REQUEST:
Reproduce, without any change, the stretch of the listing from its first line through the line containing "wifi-icon [870,79,894,105]", with both ends included.

EXERCISE INPUT:
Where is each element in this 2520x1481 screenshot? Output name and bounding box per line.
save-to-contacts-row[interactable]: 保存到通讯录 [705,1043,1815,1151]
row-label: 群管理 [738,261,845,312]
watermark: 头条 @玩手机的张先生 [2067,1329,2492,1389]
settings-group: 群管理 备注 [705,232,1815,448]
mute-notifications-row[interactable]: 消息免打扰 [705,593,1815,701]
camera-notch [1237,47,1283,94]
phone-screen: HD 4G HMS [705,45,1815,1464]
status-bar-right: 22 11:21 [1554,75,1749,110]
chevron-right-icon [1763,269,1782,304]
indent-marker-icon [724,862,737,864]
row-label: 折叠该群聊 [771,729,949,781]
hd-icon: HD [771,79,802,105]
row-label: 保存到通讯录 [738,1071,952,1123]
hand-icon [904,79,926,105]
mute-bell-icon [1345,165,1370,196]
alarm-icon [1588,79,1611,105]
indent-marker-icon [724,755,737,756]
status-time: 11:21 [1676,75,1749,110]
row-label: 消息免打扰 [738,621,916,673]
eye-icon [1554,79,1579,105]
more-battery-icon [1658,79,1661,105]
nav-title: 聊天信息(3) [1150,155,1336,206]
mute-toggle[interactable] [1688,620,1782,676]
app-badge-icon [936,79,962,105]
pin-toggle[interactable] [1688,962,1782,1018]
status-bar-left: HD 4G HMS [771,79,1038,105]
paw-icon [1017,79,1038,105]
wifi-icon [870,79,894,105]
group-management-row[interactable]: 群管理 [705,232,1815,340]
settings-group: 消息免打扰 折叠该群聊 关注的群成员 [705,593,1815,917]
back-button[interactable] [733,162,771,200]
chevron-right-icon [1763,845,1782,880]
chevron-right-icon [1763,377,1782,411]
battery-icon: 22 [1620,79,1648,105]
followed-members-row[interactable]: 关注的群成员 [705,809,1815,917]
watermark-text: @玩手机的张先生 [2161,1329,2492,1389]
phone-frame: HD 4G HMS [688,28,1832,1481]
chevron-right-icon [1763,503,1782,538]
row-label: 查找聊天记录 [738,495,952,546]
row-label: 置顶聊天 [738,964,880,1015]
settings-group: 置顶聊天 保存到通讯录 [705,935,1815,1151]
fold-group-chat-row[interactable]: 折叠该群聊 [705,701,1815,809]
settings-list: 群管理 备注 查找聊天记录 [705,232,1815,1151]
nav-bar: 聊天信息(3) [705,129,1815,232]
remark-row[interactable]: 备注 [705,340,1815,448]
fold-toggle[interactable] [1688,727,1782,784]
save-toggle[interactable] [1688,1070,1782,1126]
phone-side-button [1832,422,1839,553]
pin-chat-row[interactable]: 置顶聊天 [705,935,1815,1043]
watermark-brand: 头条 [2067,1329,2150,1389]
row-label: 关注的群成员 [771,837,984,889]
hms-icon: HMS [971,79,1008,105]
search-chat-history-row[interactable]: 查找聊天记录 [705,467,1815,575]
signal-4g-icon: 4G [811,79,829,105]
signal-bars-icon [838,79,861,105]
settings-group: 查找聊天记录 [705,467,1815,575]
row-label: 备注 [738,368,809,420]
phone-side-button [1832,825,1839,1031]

EXERCISE RESULT:
Where is each element in this 2520x1481 screenshot? Output name and bounding box per line.
save-to-contacts-row[interactable]: 保存到通讯录 [705,1043,1815,1151]
row-label: 群管理 [738,261,845,312]
watermark: 头条 @玩手机的张先生 [2067,1329,2492,1389]
settings-group: 群管理 备注 [705,232,1815,448]
mute-notifications-row[interactable]: 消息免打扰 [705,593,1815,701]
camera-notch [1237,47,1283,94]
phone-screen: HD 4G HMS [705,45,1815,1464]
status-bar-right: 22 11:21 [1554,75,1749,110]
chevron-right-icon [1763,269,1782,304]
indent-marker-icon [724,862,737,864]
row-label: 折叠该群聊 [771,729,949,781]
hd-icon: HD [771,79,802,105]
row-label: 保存到通讯录 [738,1071,952,1123]
hand-icon [904,79,926,105]
mute-bell-icon [1345,165,1370,196]
alarm-icon [1588,79,1611,105]
indent-marker-icon [724,755,737,756]
status-time: 11:21 [1676,75,1749,110]
row-label: 消息免打扰 [738,621,916,673]
eye-icon [1554,79,1579,105]
more-battery-icon [1658,79,1661,105]
nav-title: 聊天信息(3) [1150,155,1336,206]
mute-toggle[interactable] [1688,620,1782,676]
app-badge-icon [936,79,962,105]
pin-toggle[interactable] [1688,962,1782,1018]
status-bar-left: HD 4G HMS [771,79,1038,105]
paw-icon [1017,79,1038,105]
wifi-icon [870,79,894,105]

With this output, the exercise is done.